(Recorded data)
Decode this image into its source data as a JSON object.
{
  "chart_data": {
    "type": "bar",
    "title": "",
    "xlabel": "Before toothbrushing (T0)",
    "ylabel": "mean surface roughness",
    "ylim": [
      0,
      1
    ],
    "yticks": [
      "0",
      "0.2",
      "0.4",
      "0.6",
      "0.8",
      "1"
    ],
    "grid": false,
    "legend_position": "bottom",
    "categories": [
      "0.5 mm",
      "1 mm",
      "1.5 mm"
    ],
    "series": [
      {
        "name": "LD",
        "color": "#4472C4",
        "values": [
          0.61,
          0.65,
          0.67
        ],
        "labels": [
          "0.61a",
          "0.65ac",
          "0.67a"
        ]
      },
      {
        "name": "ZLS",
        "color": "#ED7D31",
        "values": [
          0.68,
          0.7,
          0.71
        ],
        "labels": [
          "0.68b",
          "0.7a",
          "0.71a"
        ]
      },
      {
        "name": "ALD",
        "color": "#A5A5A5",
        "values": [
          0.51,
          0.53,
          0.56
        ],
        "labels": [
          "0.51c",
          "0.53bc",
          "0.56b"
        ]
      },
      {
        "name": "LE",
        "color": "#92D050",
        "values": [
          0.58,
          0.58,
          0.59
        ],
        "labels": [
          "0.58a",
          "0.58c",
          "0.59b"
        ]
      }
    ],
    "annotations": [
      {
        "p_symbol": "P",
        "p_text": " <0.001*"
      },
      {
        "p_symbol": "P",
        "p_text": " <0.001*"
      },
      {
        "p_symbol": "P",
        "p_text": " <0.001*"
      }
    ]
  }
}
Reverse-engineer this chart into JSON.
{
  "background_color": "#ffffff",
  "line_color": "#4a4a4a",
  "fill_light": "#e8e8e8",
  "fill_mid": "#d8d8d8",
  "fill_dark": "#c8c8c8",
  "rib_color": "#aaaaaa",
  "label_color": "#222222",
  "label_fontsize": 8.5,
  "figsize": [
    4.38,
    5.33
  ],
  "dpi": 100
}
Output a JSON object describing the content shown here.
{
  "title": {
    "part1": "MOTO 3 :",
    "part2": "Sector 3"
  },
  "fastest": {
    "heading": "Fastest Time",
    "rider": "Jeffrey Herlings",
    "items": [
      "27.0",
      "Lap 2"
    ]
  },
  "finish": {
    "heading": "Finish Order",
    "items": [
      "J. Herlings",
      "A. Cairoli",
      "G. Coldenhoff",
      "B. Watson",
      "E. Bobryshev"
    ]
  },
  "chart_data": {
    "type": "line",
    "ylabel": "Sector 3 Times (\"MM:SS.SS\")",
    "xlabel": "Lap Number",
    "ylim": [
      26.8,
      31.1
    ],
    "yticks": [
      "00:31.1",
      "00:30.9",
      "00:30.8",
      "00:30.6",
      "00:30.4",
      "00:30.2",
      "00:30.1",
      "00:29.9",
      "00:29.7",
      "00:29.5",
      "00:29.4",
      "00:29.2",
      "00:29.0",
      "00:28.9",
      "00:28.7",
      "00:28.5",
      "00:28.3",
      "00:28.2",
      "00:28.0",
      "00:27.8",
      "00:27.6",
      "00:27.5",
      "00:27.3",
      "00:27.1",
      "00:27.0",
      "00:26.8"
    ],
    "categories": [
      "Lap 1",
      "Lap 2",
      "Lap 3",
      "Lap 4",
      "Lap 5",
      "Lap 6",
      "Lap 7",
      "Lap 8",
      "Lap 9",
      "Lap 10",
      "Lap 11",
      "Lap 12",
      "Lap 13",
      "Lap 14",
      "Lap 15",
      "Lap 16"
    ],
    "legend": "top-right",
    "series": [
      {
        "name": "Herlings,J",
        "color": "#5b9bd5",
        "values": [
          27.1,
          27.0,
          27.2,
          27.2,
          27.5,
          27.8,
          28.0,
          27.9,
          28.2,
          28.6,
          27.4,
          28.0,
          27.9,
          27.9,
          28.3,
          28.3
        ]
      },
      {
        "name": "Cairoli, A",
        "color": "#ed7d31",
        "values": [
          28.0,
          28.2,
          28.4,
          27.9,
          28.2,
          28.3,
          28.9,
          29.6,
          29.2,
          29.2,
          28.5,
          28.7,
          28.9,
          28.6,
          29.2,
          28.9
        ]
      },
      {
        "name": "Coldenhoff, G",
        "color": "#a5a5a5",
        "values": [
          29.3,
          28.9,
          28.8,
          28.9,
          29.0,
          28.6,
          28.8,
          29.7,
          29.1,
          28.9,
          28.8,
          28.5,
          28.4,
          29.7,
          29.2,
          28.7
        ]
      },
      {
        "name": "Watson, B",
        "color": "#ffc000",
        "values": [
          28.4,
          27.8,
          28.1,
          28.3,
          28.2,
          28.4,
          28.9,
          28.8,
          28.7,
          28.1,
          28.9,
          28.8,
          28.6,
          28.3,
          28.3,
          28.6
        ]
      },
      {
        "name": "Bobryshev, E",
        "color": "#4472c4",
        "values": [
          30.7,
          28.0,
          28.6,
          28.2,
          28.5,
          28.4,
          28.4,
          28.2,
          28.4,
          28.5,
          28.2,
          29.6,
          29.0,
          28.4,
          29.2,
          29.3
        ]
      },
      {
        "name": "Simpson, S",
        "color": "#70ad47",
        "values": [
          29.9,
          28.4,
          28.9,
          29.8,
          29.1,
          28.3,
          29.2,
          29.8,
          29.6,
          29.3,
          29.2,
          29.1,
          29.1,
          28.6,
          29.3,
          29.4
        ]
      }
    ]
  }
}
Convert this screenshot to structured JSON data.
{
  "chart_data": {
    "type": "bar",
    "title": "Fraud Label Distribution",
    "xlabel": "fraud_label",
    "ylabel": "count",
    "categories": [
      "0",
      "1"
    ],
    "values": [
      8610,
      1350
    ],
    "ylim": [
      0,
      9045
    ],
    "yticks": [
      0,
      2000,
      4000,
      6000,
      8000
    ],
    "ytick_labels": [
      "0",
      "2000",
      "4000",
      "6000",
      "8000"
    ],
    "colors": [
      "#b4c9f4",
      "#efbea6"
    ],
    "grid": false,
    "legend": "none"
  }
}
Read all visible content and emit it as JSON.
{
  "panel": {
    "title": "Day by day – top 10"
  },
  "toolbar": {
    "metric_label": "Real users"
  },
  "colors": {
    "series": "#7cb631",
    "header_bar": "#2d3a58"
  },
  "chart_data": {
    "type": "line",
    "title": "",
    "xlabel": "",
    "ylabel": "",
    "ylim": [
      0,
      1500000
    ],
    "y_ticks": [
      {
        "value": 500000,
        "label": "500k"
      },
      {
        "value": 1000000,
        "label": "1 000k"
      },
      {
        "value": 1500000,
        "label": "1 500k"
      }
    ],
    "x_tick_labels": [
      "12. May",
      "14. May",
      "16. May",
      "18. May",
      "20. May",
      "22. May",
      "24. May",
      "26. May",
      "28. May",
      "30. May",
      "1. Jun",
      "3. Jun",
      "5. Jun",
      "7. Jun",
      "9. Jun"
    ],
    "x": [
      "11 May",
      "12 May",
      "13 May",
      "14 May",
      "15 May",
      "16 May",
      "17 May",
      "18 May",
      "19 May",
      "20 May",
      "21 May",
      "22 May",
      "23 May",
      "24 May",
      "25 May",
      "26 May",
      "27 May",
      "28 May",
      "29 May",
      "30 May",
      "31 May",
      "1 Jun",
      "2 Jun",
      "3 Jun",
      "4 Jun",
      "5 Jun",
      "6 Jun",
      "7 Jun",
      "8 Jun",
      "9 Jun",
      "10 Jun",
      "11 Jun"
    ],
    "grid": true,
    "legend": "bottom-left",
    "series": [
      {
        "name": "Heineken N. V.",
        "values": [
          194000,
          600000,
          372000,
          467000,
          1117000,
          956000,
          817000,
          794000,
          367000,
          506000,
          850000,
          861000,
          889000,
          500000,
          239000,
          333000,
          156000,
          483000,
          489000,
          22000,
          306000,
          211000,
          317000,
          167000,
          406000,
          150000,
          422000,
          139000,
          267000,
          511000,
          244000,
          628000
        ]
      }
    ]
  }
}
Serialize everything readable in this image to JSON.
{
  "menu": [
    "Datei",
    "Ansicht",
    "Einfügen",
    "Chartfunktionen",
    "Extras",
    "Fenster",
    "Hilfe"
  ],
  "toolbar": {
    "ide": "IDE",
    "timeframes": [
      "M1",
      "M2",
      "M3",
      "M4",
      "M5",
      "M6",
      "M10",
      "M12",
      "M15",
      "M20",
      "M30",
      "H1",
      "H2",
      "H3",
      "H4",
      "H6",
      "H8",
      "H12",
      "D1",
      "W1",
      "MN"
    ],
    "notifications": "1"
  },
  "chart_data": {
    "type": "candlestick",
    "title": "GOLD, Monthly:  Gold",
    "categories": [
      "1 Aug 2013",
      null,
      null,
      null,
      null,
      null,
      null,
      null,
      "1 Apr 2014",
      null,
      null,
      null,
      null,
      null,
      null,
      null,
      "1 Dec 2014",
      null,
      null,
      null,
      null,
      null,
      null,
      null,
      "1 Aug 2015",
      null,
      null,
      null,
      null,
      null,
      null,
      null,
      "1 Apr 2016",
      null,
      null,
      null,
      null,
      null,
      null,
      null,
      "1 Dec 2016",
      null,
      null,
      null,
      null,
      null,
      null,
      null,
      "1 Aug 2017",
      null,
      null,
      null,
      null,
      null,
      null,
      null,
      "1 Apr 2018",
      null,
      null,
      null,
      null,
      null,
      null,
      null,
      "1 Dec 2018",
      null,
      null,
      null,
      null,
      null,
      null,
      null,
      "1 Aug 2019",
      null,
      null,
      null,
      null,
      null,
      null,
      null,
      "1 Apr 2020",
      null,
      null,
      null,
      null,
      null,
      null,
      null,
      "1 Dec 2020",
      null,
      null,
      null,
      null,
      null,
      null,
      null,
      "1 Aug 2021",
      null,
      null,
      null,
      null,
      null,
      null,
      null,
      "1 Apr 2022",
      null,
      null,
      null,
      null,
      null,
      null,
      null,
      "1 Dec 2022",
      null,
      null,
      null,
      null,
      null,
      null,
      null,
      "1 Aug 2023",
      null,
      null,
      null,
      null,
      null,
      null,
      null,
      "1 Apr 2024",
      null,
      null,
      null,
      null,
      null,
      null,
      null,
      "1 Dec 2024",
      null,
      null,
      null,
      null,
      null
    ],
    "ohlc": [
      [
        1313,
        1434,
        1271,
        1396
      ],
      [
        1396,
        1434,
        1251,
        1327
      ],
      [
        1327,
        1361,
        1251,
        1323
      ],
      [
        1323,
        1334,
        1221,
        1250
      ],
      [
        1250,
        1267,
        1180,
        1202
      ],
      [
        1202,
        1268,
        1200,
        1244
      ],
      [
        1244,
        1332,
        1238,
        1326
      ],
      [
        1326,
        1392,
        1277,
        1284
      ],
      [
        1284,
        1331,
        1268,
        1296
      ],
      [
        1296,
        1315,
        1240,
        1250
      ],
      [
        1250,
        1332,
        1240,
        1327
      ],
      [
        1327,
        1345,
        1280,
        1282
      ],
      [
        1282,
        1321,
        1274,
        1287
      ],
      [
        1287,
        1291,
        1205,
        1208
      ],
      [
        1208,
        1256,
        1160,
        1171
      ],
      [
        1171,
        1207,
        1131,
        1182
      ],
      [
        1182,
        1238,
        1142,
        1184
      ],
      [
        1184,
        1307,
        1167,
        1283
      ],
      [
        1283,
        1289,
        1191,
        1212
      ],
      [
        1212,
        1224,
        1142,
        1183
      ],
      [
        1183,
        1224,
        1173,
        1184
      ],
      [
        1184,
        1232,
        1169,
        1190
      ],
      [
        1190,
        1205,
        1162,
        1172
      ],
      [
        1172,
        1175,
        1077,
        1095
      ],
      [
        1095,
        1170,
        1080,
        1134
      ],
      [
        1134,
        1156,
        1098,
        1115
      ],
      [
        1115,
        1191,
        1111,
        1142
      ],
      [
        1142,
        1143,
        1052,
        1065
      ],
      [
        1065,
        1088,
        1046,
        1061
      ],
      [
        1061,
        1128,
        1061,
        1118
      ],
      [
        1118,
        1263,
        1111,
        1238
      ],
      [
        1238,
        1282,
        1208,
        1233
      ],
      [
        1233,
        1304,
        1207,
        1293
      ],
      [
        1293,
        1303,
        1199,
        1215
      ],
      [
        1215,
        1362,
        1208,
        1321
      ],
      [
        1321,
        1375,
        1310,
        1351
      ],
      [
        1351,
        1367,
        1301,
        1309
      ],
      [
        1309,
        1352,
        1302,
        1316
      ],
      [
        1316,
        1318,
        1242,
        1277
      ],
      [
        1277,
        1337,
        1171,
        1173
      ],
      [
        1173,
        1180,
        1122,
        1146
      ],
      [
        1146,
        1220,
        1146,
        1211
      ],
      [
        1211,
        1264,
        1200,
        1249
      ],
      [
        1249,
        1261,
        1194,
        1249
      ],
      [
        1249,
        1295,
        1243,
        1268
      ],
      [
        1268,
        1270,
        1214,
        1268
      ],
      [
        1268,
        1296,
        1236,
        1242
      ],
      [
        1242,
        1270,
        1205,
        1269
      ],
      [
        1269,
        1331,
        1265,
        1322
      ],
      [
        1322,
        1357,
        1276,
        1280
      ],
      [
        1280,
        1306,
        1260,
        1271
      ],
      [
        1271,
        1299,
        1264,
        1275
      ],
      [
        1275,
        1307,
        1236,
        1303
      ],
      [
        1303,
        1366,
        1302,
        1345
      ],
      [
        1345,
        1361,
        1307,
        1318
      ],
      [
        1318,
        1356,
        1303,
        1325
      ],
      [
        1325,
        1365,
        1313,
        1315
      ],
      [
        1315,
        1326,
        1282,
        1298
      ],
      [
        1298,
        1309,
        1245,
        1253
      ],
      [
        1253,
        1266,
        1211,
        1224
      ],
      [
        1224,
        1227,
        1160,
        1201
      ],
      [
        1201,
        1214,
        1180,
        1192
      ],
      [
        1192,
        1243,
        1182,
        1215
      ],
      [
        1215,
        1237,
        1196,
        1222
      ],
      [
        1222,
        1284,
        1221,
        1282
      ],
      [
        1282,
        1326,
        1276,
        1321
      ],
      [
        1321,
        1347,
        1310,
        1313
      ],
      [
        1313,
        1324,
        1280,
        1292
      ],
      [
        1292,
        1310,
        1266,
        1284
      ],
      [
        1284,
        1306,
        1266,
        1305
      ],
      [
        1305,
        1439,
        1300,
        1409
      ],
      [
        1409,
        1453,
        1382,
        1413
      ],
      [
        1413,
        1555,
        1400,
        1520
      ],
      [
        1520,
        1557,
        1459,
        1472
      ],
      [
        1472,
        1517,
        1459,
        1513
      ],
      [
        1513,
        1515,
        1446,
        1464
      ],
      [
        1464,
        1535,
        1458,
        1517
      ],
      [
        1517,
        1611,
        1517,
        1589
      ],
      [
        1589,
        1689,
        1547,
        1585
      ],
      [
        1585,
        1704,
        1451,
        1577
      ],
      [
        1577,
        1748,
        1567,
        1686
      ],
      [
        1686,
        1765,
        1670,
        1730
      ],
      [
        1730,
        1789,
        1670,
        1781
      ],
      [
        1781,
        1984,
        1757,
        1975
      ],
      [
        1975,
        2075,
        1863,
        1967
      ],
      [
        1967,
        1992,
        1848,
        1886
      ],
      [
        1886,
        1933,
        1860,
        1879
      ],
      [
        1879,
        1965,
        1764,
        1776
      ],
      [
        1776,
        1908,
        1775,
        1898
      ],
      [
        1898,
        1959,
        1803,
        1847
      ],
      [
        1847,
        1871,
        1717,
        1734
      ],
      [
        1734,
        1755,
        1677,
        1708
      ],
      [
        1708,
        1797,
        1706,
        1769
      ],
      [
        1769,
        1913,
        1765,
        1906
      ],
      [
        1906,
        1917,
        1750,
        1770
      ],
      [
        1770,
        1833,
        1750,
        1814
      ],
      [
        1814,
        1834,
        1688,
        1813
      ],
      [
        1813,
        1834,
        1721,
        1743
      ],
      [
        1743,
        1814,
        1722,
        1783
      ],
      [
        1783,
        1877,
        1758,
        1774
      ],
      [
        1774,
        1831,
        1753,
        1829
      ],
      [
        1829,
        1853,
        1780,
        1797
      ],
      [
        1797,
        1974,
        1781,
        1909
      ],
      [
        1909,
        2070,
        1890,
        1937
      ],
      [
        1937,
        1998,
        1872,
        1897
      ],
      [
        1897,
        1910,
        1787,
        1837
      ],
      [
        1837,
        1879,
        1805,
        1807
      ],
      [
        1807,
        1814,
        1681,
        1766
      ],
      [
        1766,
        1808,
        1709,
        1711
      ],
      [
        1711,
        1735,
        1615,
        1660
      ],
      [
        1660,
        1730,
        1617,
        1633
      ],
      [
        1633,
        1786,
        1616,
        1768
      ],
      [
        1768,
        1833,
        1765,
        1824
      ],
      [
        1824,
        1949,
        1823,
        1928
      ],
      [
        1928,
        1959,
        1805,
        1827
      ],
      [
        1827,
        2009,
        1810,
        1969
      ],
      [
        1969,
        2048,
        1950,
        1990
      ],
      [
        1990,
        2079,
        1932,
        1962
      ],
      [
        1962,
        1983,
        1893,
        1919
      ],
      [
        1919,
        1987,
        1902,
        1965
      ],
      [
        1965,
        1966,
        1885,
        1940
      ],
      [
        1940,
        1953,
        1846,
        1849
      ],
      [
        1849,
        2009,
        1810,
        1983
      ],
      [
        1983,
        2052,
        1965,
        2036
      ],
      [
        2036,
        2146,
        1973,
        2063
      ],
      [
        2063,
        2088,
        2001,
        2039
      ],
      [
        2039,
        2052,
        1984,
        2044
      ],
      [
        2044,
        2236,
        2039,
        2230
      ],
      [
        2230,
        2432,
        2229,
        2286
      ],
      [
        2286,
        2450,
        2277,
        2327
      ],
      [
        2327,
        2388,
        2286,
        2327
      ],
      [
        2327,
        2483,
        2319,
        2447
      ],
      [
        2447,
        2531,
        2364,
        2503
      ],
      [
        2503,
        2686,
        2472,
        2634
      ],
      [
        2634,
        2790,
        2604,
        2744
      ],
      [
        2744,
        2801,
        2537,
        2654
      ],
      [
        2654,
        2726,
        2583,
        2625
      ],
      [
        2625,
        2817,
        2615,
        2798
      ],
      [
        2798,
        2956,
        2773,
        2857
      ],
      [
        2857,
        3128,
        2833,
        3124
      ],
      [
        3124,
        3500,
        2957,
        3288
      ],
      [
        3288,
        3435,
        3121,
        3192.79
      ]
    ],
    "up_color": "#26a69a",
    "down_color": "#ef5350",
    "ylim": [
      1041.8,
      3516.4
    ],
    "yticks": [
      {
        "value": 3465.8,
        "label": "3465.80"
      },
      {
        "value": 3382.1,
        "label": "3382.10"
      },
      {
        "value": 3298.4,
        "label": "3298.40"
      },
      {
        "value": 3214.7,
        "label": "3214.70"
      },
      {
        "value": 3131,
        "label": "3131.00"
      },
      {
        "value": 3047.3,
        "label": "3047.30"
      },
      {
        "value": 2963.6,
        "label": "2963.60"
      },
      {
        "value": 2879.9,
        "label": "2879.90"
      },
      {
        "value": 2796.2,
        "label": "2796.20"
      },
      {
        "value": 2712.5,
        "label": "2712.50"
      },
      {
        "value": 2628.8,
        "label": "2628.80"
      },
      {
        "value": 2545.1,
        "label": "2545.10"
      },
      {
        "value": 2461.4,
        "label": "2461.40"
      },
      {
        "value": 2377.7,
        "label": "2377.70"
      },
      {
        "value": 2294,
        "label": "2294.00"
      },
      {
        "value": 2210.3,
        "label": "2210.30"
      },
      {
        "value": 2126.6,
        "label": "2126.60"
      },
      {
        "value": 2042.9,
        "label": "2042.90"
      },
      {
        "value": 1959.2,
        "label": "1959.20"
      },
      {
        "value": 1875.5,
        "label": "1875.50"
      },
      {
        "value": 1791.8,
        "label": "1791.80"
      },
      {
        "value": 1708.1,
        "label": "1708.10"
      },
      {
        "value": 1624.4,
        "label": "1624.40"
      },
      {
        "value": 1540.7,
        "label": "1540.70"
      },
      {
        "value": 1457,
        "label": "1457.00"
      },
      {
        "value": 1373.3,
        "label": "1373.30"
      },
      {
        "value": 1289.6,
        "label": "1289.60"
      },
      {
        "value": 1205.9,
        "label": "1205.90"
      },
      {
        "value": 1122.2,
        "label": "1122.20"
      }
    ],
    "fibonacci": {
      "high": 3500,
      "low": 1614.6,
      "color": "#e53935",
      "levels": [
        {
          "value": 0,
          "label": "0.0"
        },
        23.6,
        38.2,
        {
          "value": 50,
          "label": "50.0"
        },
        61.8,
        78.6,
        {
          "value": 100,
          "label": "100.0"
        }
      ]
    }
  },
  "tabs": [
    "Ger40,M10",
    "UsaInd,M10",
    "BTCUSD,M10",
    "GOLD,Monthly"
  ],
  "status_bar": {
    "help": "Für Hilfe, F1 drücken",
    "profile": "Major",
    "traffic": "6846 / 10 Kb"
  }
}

▶ _Task requirements_
Search the entries for the word "into" and copy every line that has it.

▶ _Task output_
Decode this image into its source data as a JSON object.
Reverse-engineer this chart into JSON.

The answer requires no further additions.